• TASK DETAILS
Report how many lines of the listing contain the string "Importance", with no other words.

• RECORD EXTRACTS
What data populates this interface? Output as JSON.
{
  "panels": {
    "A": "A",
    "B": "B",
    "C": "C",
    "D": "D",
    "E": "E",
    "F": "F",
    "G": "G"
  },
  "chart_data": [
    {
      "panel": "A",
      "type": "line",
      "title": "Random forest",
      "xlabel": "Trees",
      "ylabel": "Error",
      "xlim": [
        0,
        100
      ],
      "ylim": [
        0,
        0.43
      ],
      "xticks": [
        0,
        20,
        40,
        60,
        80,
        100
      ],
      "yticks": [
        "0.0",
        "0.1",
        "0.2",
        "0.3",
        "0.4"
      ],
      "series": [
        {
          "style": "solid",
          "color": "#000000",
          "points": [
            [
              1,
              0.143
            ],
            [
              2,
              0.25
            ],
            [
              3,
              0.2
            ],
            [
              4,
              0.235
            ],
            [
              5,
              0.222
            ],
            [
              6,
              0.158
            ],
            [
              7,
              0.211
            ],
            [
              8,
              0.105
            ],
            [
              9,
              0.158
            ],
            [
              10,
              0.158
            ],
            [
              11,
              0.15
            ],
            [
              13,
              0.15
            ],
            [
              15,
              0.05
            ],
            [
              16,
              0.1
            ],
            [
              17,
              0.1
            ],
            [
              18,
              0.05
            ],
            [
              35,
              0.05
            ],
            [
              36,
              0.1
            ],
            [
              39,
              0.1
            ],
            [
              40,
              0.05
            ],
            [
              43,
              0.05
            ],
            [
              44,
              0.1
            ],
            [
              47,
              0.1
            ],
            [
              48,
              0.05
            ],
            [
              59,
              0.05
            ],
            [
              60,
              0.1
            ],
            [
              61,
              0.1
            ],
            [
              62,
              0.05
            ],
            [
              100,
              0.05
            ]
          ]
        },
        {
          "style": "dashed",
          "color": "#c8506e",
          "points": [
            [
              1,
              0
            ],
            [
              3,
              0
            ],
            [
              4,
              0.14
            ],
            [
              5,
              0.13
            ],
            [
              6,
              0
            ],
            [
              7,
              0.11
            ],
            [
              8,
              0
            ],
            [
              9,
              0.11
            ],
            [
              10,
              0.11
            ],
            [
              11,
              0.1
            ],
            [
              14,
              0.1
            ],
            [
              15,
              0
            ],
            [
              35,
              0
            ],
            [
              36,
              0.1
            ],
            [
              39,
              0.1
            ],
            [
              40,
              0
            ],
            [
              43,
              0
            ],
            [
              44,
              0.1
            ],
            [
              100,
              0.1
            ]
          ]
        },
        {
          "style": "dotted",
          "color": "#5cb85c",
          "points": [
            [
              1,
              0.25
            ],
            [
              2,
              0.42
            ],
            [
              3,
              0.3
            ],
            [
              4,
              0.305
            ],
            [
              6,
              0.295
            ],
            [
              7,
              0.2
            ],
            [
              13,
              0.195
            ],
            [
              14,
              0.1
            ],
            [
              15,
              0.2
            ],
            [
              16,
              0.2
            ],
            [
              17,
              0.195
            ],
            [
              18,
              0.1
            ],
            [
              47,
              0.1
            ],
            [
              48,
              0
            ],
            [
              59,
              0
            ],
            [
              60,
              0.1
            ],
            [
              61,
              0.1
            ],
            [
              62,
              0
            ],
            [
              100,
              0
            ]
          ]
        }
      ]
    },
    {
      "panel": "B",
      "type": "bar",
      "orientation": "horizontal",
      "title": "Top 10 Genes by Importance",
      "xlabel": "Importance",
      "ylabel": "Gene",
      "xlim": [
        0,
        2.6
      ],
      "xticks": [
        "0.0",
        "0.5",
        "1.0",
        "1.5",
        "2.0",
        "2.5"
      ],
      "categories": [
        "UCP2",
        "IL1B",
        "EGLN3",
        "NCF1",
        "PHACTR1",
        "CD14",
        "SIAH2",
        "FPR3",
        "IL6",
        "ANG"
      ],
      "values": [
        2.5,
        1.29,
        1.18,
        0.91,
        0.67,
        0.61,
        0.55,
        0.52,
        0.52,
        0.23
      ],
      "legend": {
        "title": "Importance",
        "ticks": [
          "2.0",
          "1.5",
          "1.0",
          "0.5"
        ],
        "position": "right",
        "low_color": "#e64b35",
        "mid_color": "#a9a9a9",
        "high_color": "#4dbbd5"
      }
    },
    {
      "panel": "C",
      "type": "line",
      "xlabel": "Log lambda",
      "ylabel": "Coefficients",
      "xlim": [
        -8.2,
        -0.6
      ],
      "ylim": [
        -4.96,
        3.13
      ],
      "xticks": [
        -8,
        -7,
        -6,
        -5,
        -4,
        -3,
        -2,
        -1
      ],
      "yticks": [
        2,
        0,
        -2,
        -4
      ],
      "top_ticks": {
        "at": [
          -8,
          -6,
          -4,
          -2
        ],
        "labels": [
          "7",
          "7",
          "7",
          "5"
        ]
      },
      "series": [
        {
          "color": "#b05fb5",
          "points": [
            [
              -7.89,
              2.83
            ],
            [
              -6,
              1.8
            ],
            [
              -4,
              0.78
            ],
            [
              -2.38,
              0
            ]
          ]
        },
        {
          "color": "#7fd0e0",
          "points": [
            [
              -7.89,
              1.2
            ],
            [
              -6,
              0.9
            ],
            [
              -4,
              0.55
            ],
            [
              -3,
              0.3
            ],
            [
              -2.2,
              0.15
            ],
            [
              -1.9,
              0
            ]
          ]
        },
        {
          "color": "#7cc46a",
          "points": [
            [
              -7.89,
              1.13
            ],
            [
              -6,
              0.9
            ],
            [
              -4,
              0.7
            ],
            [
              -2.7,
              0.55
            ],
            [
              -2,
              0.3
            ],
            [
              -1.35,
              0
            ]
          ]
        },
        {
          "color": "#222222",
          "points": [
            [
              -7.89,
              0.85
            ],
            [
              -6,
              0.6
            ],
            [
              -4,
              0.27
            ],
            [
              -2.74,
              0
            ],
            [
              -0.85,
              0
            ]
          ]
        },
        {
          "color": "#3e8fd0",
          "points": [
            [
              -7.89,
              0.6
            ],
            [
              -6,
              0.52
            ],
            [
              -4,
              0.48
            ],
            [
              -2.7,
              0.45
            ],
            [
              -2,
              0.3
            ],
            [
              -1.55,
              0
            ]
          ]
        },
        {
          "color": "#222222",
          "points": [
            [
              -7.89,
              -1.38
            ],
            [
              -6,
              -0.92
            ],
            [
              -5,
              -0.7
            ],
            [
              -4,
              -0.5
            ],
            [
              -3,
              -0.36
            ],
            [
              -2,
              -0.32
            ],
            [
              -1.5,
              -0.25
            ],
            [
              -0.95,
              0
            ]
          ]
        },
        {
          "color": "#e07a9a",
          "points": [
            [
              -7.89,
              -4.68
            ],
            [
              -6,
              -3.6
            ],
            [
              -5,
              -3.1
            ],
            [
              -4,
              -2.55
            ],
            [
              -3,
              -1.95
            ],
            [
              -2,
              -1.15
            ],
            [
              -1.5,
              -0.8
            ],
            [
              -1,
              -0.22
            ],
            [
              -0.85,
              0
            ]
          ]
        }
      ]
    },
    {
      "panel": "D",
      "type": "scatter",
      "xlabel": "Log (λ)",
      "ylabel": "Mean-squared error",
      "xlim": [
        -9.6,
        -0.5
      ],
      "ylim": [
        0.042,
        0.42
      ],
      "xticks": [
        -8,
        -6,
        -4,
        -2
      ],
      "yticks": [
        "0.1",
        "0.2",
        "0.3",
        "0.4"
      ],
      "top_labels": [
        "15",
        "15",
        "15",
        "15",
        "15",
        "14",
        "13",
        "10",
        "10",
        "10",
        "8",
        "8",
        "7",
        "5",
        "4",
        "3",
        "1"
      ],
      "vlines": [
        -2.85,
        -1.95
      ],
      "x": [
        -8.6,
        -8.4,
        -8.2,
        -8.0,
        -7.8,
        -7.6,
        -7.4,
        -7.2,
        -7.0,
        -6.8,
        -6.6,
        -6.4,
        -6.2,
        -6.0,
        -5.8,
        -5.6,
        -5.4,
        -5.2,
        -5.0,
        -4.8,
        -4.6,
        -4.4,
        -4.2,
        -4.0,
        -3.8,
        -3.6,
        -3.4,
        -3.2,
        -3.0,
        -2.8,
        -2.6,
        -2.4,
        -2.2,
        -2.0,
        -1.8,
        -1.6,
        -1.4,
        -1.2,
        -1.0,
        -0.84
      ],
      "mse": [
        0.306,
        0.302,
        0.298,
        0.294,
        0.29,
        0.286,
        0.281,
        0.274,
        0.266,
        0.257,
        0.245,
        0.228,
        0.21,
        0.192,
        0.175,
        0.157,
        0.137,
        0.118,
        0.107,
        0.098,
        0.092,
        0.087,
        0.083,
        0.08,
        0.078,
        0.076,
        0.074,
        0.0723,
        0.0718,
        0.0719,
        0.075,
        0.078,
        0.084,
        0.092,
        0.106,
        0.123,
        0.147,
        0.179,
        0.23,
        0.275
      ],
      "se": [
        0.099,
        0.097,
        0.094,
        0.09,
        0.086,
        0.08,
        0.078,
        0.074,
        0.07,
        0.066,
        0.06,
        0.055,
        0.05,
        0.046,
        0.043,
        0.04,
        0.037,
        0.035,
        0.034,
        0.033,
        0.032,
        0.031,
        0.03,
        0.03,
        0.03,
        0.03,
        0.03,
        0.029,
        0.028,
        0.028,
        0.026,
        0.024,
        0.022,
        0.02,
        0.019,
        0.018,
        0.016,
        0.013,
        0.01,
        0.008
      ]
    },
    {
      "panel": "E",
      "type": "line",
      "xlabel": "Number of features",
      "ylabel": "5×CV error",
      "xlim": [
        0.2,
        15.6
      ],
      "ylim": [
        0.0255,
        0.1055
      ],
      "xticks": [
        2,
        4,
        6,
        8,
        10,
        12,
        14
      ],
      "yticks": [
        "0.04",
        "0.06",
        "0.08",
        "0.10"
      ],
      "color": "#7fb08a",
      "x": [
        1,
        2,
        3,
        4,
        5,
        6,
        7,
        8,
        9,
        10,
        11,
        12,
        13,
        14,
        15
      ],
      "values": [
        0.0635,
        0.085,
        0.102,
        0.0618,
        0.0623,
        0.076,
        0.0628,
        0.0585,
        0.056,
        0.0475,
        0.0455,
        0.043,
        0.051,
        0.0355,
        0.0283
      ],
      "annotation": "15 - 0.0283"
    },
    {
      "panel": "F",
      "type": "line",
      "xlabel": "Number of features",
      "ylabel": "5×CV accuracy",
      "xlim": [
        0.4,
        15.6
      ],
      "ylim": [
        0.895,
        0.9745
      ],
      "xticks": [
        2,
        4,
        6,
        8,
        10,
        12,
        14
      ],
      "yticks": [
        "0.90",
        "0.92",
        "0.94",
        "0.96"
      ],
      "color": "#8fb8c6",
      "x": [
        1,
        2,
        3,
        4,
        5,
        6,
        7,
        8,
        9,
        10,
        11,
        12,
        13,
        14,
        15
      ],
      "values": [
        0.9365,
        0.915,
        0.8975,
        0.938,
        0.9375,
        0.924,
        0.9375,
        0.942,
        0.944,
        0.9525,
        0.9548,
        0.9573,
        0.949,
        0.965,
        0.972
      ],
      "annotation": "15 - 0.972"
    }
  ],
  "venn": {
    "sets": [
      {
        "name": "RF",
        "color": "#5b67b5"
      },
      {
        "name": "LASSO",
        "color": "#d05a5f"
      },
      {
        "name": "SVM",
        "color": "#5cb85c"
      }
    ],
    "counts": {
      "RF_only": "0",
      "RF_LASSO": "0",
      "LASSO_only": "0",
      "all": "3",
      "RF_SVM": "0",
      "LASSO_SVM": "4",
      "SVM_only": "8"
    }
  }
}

• SOLUTION TO THE EXERCISE
3